== What the exercise asks ==
Here is a listing, set out below; repeat its lines from the one with "Output a JSON" to the last, both included, and leave out the pictures.

== Entries ==
□ □ □ □ □ □ □

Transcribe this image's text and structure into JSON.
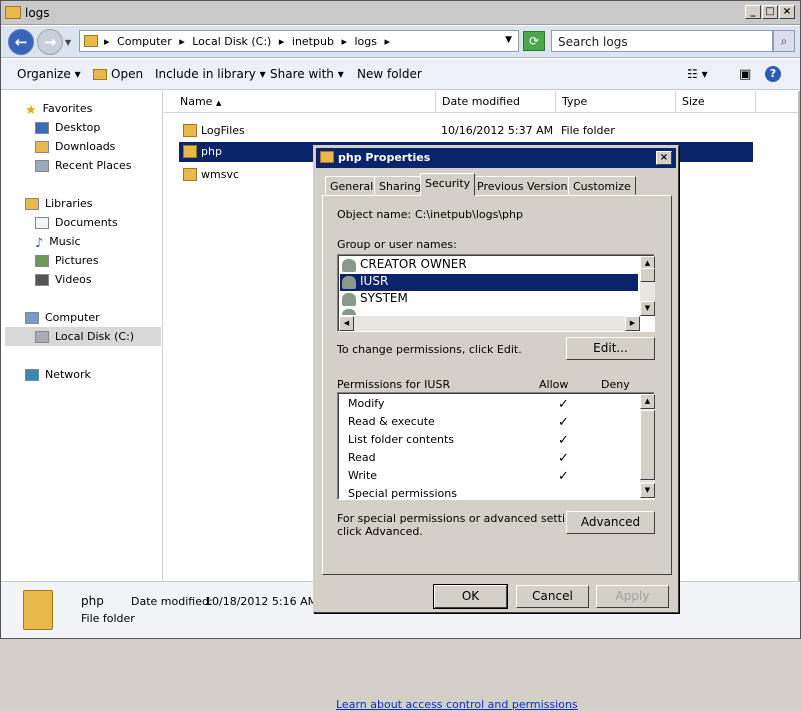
{
  "window": {
    "title": "logs"
  },
  "address": {
    "crumbs": [
      "Computer",
      "Local Disk (C:)",
      "inetpub",
      "logs"
    ],
    "search_placeholder": "Search logs"
  },
  "toolbar": {
    "organize": "Organize",
    "open": "Open",
    "include": "Include in library",
    "share": "Share with",
    "new_folder": "New folder"
  },
  "nav": {
    "favorites": "Favorites",
    "desktop": "Desktop",
    "downloads": "Downloads",
    "recent": "Recent Places",
    "libraries": "Libraries",
    "documents": "Documents",
    "music": "Music",
    "pictures": "Pictures",
    "videos": "Videos",
    "computer": "Computer",
    "localdisk": "Local Disk (C:)",
    "network": "Network"
  },
  "columns": {
    "name": "Name",
    "date": "Date modified",
    "type": "Type",
    "size": "Size"
  },
  "files": [
    {
      "name": "LogFiles",
      "date": "10/16/2012 5:37 AM",
      "type": "File folder"
    },
    {
      "name": "php",
      "date": "",
      "type": ""
    },
    {
      "name": "wmsvc",
      "date": "",
      "type": ""
    }
  ],
  "details": {
    "name": "php",
    "date_label": "Date modified:",
    "date": "10/18/2012 5:16 AM",
    "type": "File folder"
  },
  "dialog": {
    "title": "php Properties",
    "tabs": [
      "General",
      "Sharing",
      "Security",
      "Previous Versions",
      "Customize"
    ],
    "object_label": "Object name:",
    "object_value": "C:\\inetpub\\logs\\php",
    "group_label": "Group or user names:",
    "users": [
      "CREATOR OWNER",
      "IUSR",
      "SYSTEM"
    ],
    "change_text": "To change permissions, click Edit.",
    "edit": "Edit...",
    "perm_label": "Permissions for IUSR",
    "allow": "Allow",
    "deny": "Deny",
    "permissions": [
      {
        "name": "Modify",
        "allow": "✓"
      },
      {
        "name": "Read & execute",
        "allow": "✓"
      },
      {
        "name": "List folder contents",
        "allow": "✓"
      },
      {
        "name": "Read",
        "allow": "✓"
      },
      {
        "name": "Write",
        "allow": "✓"
      },
      {
        "name": "Special permissions",
        "allow": ""
      }
    ],
    "special_text1": "For special permissions or advanced settings,",
    "special_text2": "click Advanced.",
    "advanced": "Advanced",
    "link": "Learn about access control and permissions",
    "ok": "OK",
    "cancel": "Cancel",
    "apply": "Apply"
  }
}
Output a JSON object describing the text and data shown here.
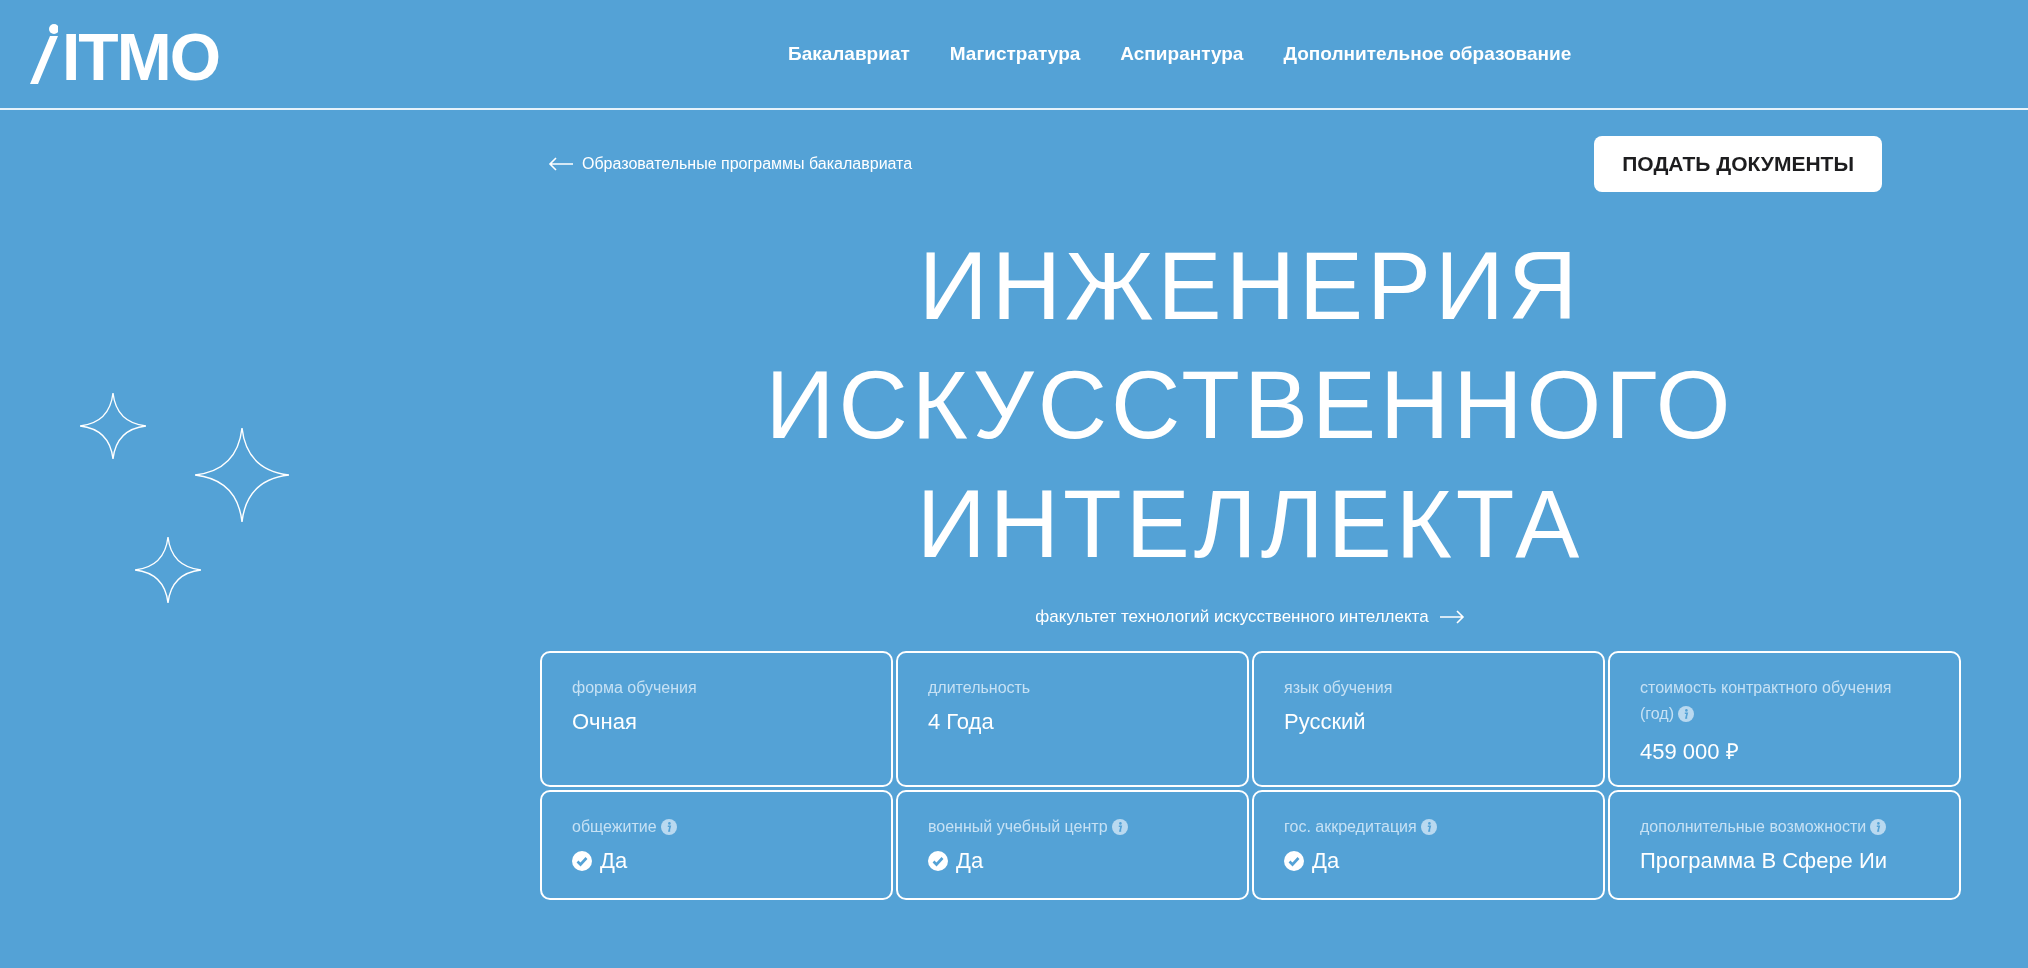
{
  "header": {
    "logo": "ITMO",
    "nav": [
      {
        "label": "Бакалавриат"
      },
      {
        "label": "Магистратура"
      },
      {
        "label": "Аспирантура"
      },
      {
        "label": "Дополнительное образование"
      }
    ]
  },
  "back_link": "Образовательные программы бакалавриата",
  "apply_button": "ПОДАТЬ ДОКУМЕНТЫ",
  "title_lines": [
    "ИНЖЕНЕРИЯ",
    "ИСКУССТВЕННОГО",
    "ИНТЕЛЛЕКТА"
  ],
  "faculty_link": "факультет технологий искусственного интеллекта",
  "cards": [
    {
      "kind": "text",
      "label": "форма обучения",
      "info": false,
      "value": "Очная"
    },
    {
      "kind": "text",
      "label": "длительность",
      "info": false,
      "value": "4 Года"
    },
    {
      "kind": "text",
      "label": "язык обучения",
      "info": false,
      "value": "Русский"
    },
    {
      "kind": "text",
      "label": "стоимость контрактного обучения (год)",
      "info": true,
      "value": "459 000 ₽"
    },
    {
      "kind": "check",
      "label": "общежитие",
      "info": true,
      "value": "Да"
    },
    {
      "kind": "check",
      "label": "военный учебный центр",
      "info": true,
      "value": "Да"
    },
    {
      "kind": "check",
      "label": "гос. аккредитация",
      "info": true,
      "value": "Да"
    },
    {
      "kind": "text",
      "label": "дополнительные возможности",
      "info": true,
      "value": "Программа В Сфере Ии"
    }
  ]
}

□ □ □ □ □ □ □

== Written answer ==
Output a JSON object describing the text and data shown here.
{
  "header": {
    "logo": "ITMO",
    "nav": [
      {
        "label": "Бакалавриат"
      },
      {
        "label": "Магистратура"
      },
      {
        "label": "Аспирантура"
      },
      {
        "label": "Дополнительное образование"
      }
    ]
  },
  "back_link": "Образовательные программы бакалавриата",
  "apply_button": "ПОДАТЬ ДОКУМЕНТЫ",
  "title_lines": [
    "ИНЖЕНЕРИЯ",
    "ИСКУССТВЕННОГО",
    "ИНТЕЛЛЕКТА"
  ],
  "faculty_link": "факультет технологий искусственного интеллекта",
  "cards": [
    {
      "kind": "text",
      "label": "форма обучения",
      "info": false,
      "value": "Очная"
    },
    {
      "kind": "text",
      "label": "длительность",
      "info": false,
      "value": "4 Года"
    },
    {
      "kind": "text",
      "label": "язык обучения",
      "info": false,
      "value": "Русский"
    },
    {
      "kind": "text",
      "label": "стоимость контрактного обучения (год)",
      "info": true,
      "value": "459 000 ₽"
    },
    {
      "kind": "check",
      "label": "общежитие",
      "info": true,
      "value": "Да"
    },
    {
      "kind": "check",
      "label": "военный учебный центр",
      "info": true,
      "value": "Да"
    },
    {
      "kind": "check",
      "label": "гос. аккредитация",
      "info": true,
      "value": "Да"
    },
    {
      "kind": "text",
      "label": "дополнительные возможности",
      "info": true,
      "value": "Программа В Сфере Ии"
    }
  ]
}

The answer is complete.